Work required ▸ What is the number of lines that include the word "part"? Provide only that figure.

(Raw records)
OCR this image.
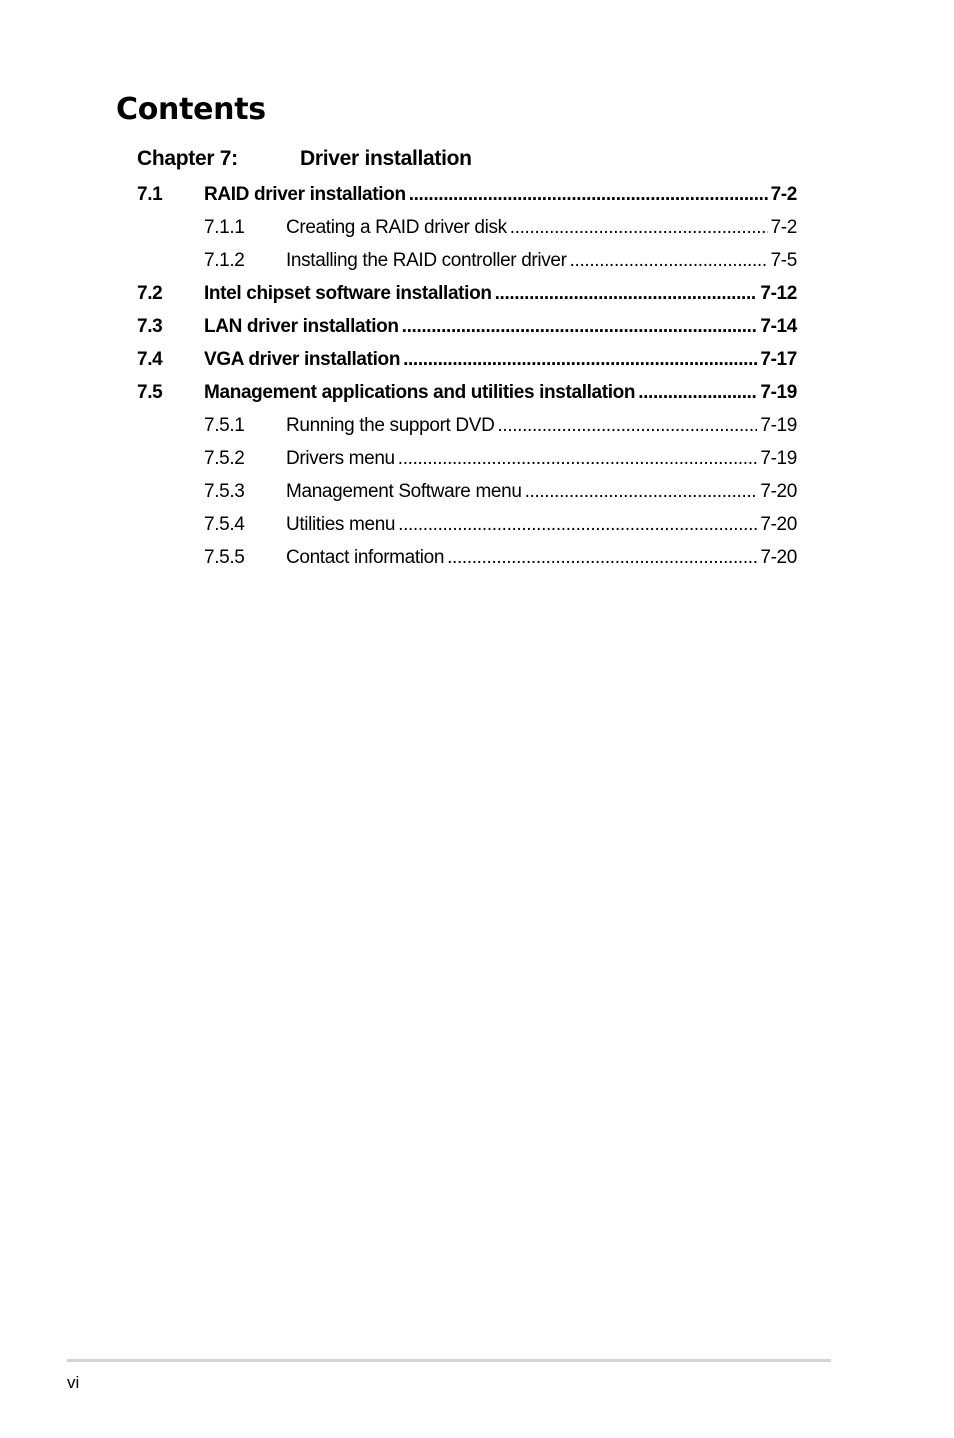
Contents
Chapter 7:	Driver installation
7.1 RAID driver installation .....	7-2
7.1.1 Creating a RAID driver disk .....	7-2
7.1.2 Installing the RAID controller driver .....	7-5
7.2 Intel chipset software installation .....	7-12
7.3 LAN driver installation .....	7-14
7.4 VGA driver installation .....	7-17
7.5 Management applications and utilities installation .....	7-19
7.5.1 Running the support DVD .....	7-19
7.5.2 Drivers menu .....	7-19
7.5.3 Management Software menu .....	7-20
7.5.4 Utilities menu .....	7-20
7.5.5 Contact information .....	7-20
vi
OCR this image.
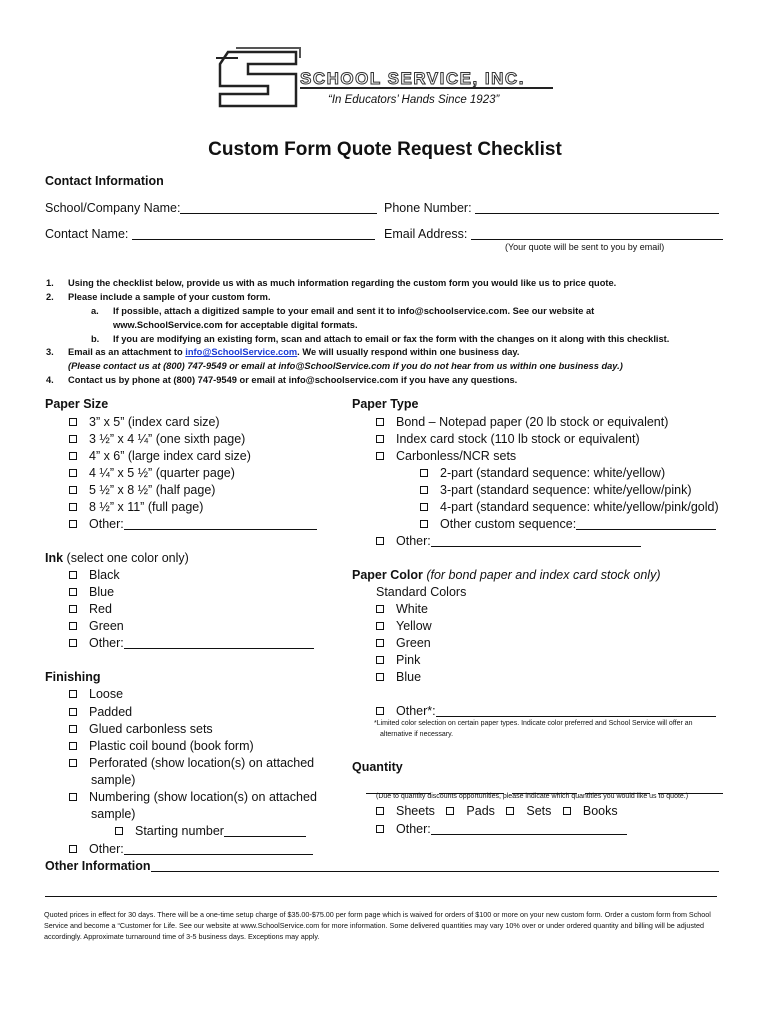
SCHOOL SERVICE, INC.
“In Educators’ Hands Since 1923”
Custom Form Quote Request Checklist
Contact Information
School/Company Name:	Phone Number:
Contact Name:	Email Address:
(Your quote will be sent to you by email)
1. Using the checklist below, provide us with as much information regarding the custom form you would like us to price quote.
2. Please include a sample of your custom form.
a. If possible, attach a digitized sample to your email and sent it to info@schoolservice.com. See our website at
www.SchoolService.com for acceptable digital formats.
b. If you are modifying an existing form, scan and attach to email or fax the form with the changes on it along with this checklist.
3. Email as an attachment to info@SchoolService.com. We will usually respond within one business day.
(Please contact us at (800) 747-9549 or email at info@SchoolService.com if you do not hear from us within one business day.)
4. Contact us by phone at (800) 747-9549 or email at info@schoolservice.com if you have any questions.
Paper Size
3” x 5” (index card size)
3 ½” x 4 ¼” (one sixth page)
4” x 6” (large index card size)
4 ¼” x 5 ½” (quarter page)
5 ½” x 8 ½” (half page)
8 ½” x 11” (full page)
Other:
Ink (select one color only)
Black
Blue
Red
Green
Other:
Finishing
Loose
Padded
Glued carbonless sets
Plastic coil bound (book form)
Perforated (show location(s) on attached
sample)
Numbering (show location(s) on attached
sample)
Starting number
Other:
Paper Type
Bond – Notepad paper (20 lb stock or equivalent)
Index card stock (110 lb stock or equivalent)
Carbonless/NCR sets
2-part (standard sequence: white/yellow)
3-part (standard sequence: white/yellow/pink)
4-part (standard sequence: white/yellow/pink/gold)
Other custom sequence:
Other:
Paper Color (for bond paper and index card stock only)
Standard Colors
White
Yellow
Green
Pink
Blue
Other*:
*Limited color selection on certain paper types. Indicate color preferred and School Service will offer an
alternative if necessary.
Quantity
(Due to quantity discounts opportunities, please indicate which quantities you would like us to quote.)
Sheets	Pads	Sets	Books
Other:
Other Information
Quoted prices in effect for 30 days. There will be a one-time setup charge of $35.00-$75.00 per form page which is waived for orders of $100 or more on your new custom form. Order a custom form from School Service and become a “Customer for Life. See our website at www.SchoolService.com for more information. Some delivered quantities may vary 10% over or under ordered quantity and billing will be adjusted accordingly. Approximate turnaround time of 3-5 business days. Exceptions may apply.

Result of this task ▸ 3